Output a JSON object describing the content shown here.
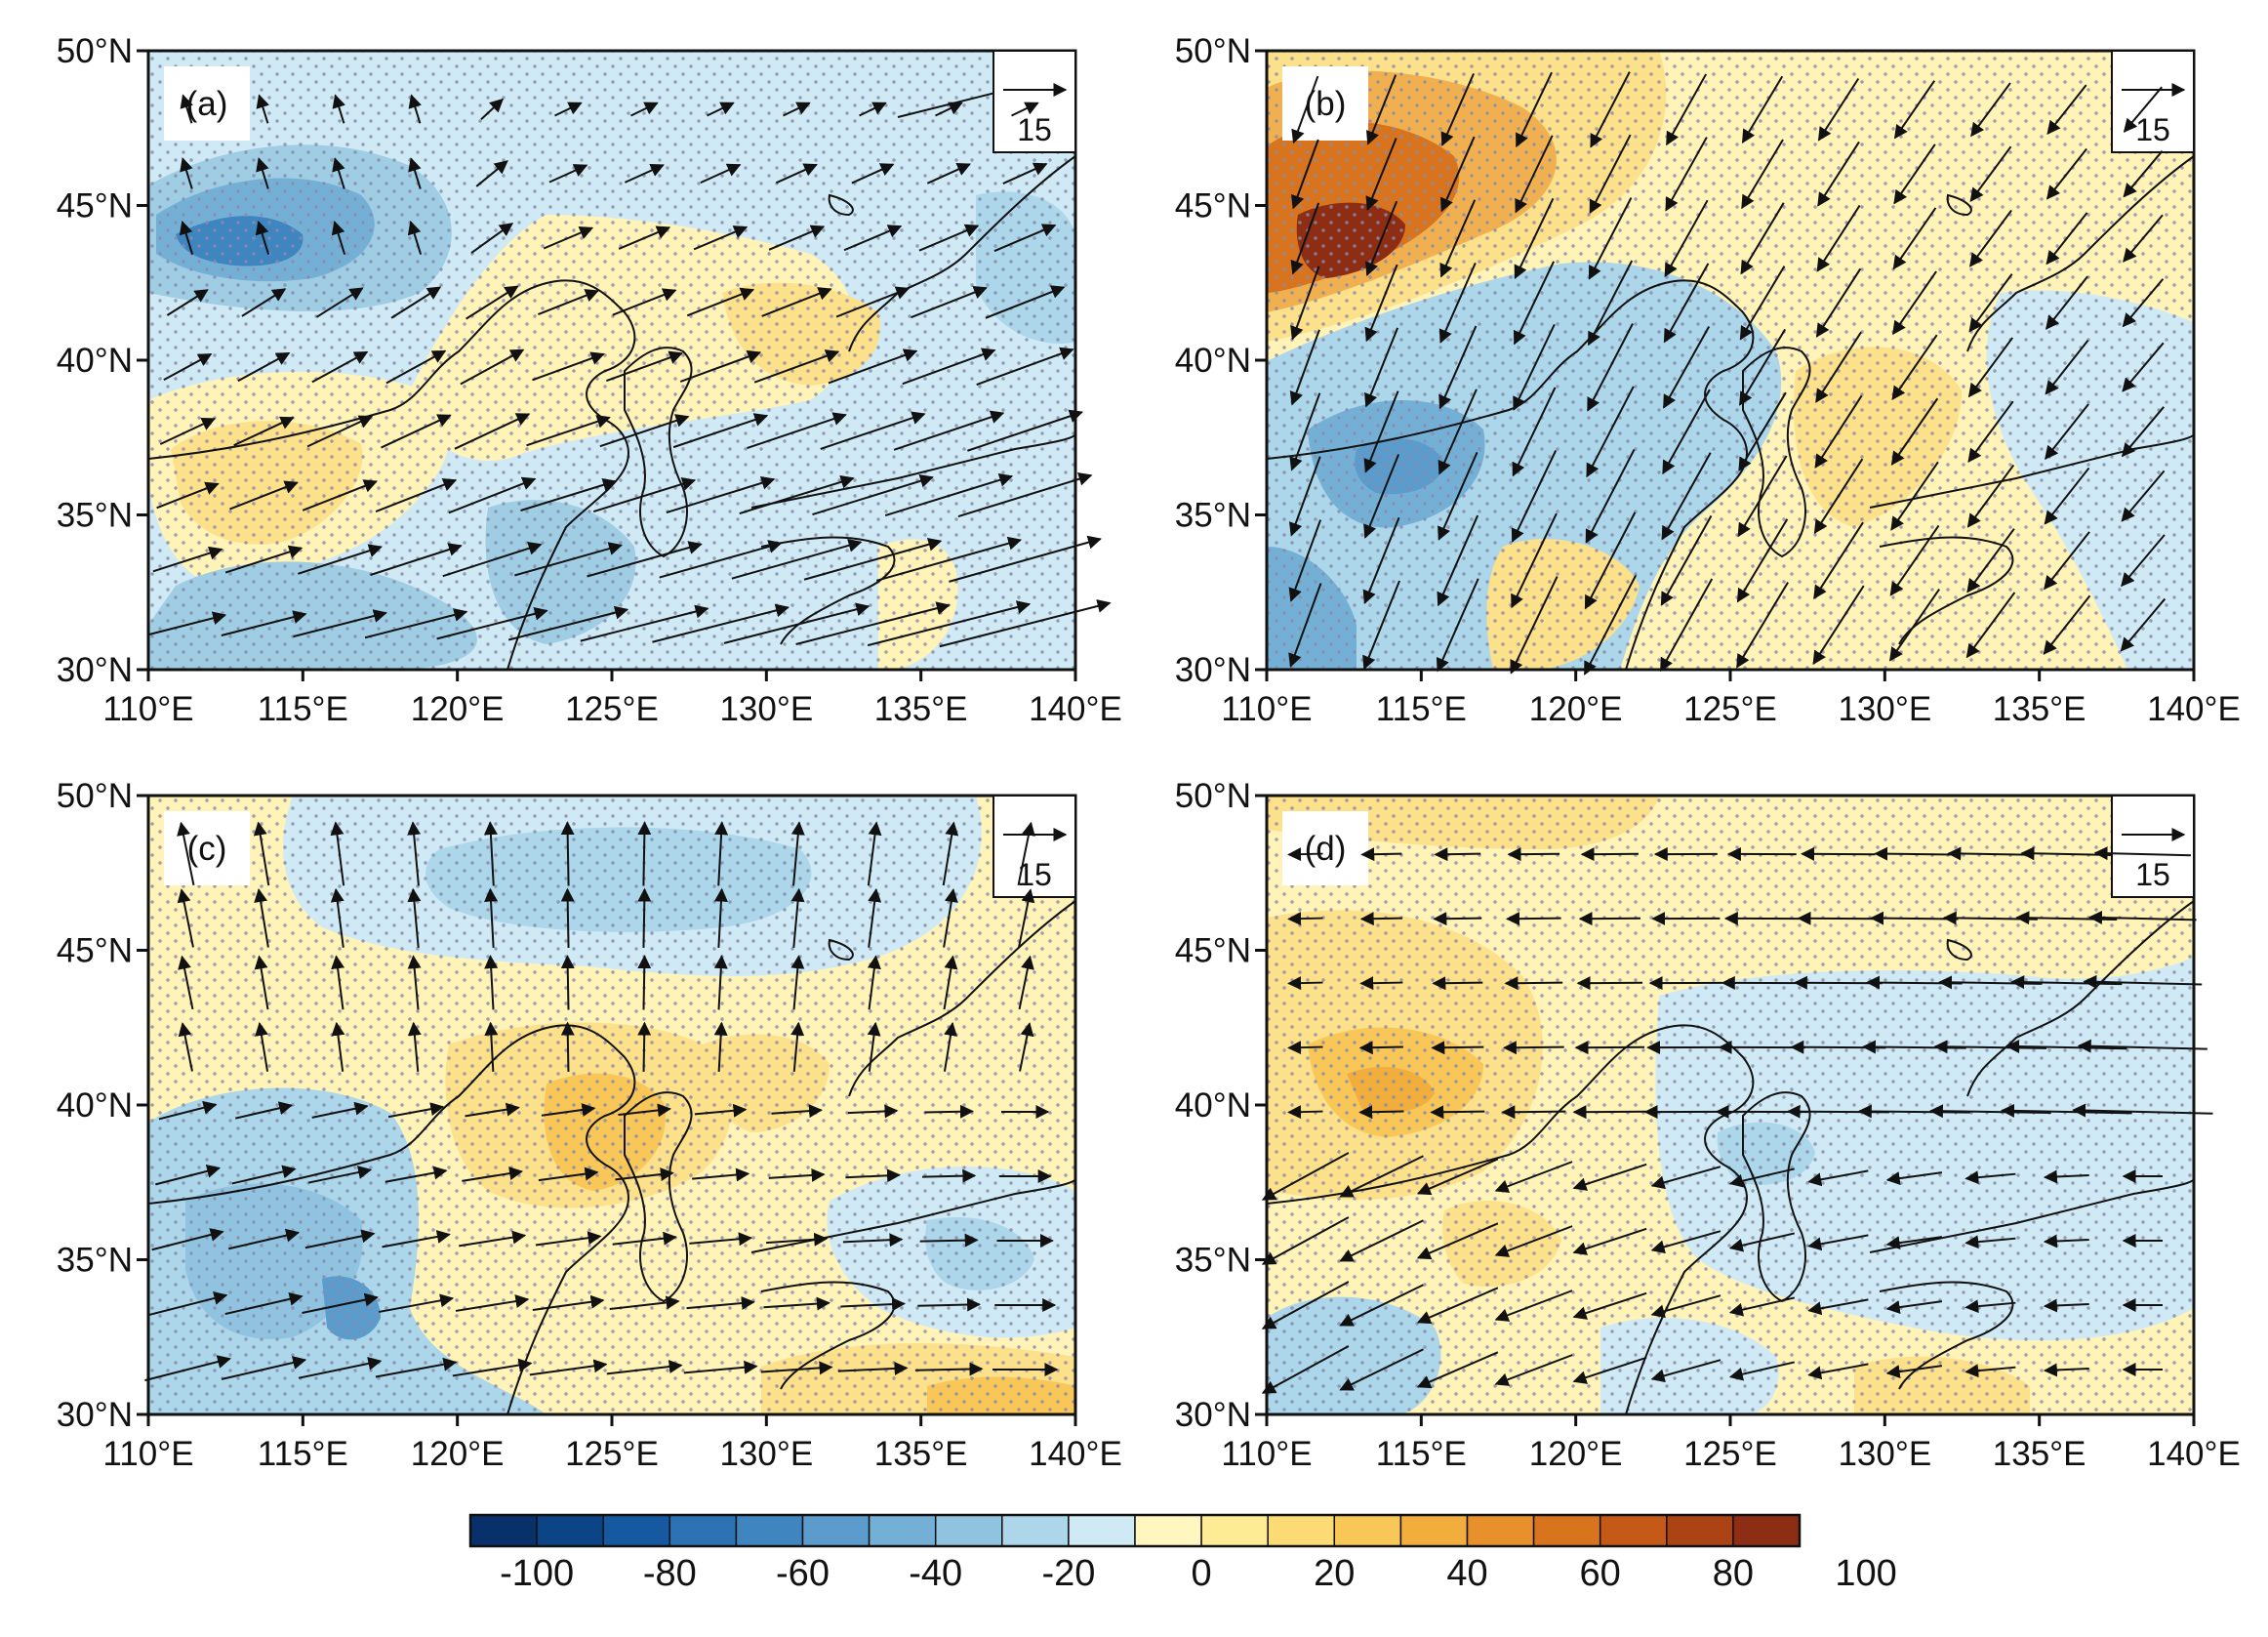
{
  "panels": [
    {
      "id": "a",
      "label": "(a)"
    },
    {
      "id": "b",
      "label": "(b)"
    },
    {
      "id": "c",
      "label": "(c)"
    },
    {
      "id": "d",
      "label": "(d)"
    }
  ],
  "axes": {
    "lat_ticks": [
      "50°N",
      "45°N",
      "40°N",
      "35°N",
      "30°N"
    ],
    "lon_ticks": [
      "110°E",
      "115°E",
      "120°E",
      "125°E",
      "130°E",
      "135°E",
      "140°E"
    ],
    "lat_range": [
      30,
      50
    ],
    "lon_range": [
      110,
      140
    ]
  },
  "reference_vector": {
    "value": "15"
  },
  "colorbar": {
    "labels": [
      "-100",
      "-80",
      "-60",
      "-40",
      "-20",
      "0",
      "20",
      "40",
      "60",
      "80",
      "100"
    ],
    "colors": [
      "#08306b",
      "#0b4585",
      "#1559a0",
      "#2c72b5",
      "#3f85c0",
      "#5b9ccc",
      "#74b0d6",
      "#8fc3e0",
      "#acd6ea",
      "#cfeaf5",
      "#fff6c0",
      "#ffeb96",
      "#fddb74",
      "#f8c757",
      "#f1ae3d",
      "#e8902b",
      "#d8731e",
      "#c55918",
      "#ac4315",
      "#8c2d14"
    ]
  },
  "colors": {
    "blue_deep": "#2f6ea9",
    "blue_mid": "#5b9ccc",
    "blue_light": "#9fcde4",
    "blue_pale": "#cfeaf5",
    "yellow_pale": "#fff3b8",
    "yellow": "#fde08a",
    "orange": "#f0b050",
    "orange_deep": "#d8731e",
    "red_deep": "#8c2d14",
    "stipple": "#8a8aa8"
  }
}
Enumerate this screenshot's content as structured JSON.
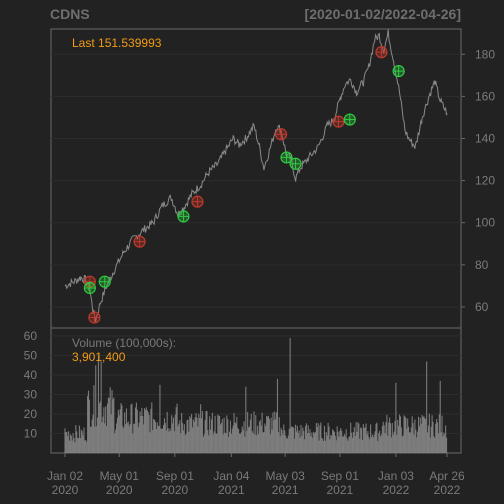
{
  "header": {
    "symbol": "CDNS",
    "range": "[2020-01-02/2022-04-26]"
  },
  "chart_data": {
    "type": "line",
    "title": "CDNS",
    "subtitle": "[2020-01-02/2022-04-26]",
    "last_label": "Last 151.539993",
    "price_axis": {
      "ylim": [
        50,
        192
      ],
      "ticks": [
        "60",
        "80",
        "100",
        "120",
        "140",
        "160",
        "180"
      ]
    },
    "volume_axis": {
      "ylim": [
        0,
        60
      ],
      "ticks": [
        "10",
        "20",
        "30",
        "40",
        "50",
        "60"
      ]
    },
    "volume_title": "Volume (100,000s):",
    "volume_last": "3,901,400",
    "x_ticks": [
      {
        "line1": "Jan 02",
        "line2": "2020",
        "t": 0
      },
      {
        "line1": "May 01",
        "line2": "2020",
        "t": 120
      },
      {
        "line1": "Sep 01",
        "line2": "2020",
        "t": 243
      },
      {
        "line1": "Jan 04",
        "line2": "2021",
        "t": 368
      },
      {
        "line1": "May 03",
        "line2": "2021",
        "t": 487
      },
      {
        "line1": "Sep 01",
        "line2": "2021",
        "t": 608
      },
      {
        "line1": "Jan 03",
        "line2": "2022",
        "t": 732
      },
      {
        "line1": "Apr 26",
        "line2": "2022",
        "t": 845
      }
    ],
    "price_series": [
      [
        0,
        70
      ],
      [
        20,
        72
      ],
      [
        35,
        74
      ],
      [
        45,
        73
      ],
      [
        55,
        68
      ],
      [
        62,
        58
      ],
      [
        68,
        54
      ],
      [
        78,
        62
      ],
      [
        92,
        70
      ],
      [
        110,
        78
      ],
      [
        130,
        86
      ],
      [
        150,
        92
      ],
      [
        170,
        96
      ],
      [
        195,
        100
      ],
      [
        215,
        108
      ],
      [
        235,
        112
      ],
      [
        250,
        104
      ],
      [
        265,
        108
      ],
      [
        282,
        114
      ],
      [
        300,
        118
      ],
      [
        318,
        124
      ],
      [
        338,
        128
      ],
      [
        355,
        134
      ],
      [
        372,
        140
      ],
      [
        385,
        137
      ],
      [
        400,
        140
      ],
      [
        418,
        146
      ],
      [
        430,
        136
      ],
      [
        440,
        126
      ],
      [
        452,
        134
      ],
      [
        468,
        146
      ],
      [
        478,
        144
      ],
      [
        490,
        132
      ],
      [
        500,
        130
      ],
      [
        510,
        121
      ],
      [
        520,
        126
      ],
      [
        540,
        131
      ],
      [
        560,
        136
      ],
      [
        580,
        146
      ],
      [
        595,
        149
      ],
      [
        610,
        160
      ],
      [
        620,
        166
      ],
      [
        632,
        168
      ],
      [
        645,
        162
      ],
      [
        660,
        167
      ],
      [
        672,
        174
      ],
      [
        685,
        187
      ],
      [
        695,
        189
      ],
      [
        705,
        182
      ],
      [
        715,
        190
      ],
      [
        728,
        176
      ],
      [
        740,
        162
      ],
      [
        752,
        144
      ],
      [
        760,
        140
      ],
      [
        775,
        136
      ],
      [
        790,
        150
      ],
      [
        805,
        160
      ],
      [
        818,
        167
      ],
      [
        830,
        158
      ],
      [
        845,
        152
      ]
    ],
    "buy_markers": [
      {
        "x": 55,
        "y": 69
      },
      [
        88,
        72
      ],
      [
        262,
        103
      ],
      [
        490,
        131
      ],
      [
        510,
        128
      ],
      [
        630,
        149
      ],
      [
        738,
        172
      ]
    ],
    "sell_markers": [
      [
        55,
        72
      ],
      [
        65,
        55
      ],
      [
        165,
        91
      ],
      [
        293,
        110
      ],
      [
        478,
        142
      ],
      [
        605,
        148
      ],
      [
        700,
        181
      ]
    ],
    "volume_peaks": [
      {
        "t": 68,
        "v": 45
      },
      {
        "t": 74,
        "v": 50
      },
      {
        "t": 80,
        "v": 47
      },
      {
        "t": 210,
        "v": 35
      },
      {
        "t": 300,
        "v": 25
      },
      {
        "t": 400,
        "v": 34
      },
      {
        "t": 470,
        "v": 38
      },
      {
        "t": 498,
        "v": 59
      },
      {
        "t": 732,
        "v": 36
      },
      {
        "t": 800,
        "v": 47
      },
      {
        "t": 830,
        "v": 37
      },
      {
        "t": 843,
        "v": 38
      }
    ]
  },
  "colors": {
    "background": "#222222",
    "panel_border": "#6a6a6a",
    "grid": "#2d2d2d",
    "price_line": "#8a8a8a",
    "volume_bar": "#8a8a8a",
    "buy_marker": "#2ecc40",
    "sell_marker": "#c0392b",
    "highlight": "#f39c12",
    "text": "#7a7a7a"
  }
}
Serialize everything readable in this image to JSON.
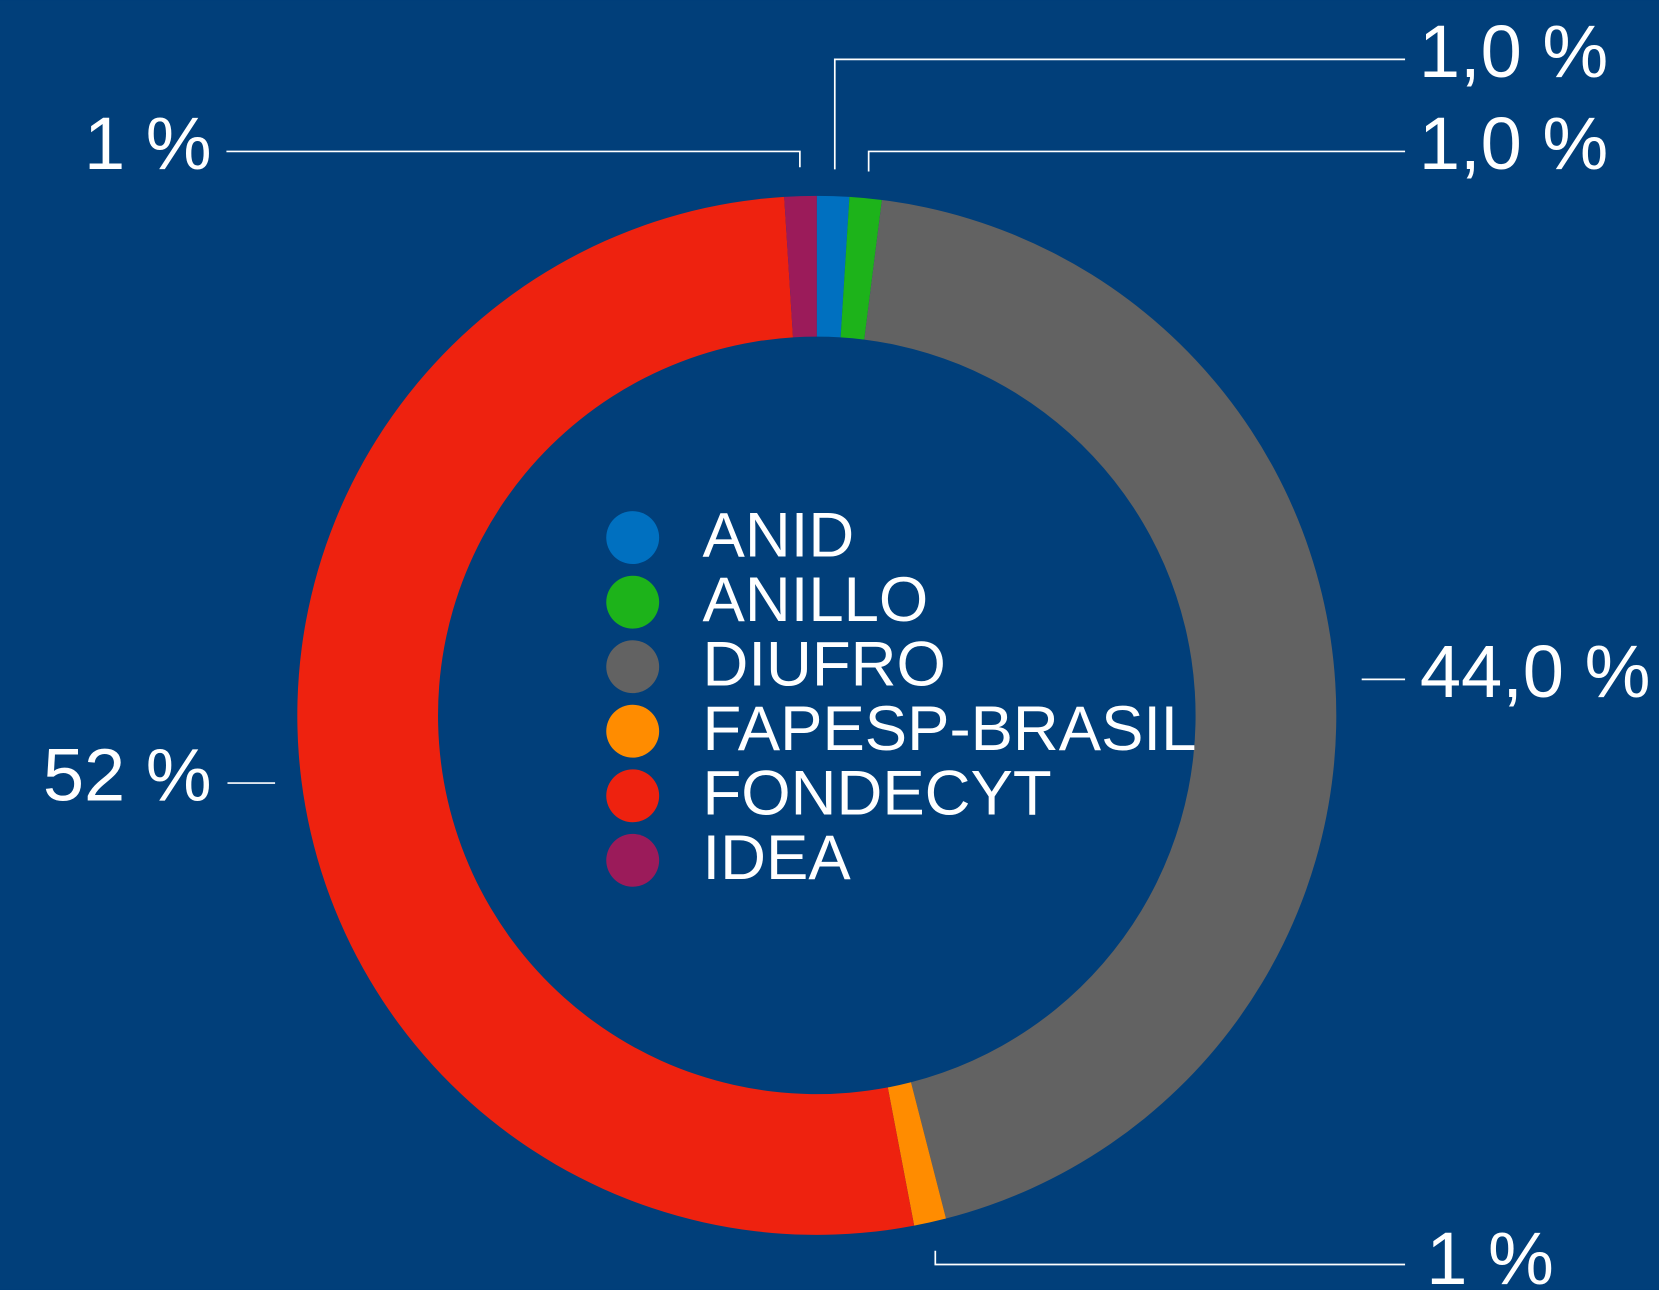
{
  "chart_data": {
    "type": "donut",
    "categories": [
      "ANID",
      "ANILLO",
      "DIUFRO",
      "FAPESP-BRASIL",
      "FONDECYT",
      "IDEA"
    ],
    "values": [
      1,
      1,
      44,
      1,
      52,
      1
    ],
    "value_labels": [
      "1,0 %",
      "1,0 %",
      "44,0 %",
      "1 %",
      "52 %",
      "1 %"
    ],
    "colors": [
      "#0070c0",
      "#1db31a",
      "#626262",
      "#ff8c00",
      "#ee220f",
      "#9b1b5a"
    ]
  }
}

· · ·

_What you have to do_
Print exactly the lines from the line with "Serialize everything readable" through the end of the data, both ends included, and print no pictures.

_Solution to the exercise_
Serialize everything readable in this image to JSON.
{
  "chart_data": {
    "type": "donut",
    "categories": [
      "ANID",
      "ANILLO",
      "DIUFRO",
      "FAPESP-BRASIL",
      "FONDECYT",
      "IDEA"
    ],
    "values": [
      1,
      1,
      44,
      1,
      52,
      1
    ],
    "value_labels": [
      "1,0 %",
      "1,0 %",
      "44,0 %",
      "1 %",
      "52 %",
      "1 %"
    ],
    "colors": [
      "#0070c0",
      "#1db31a",
      "#626262",
      "#ff8c00",
      "#ee220f",
      "#9b1b5a"
    ]
  }
}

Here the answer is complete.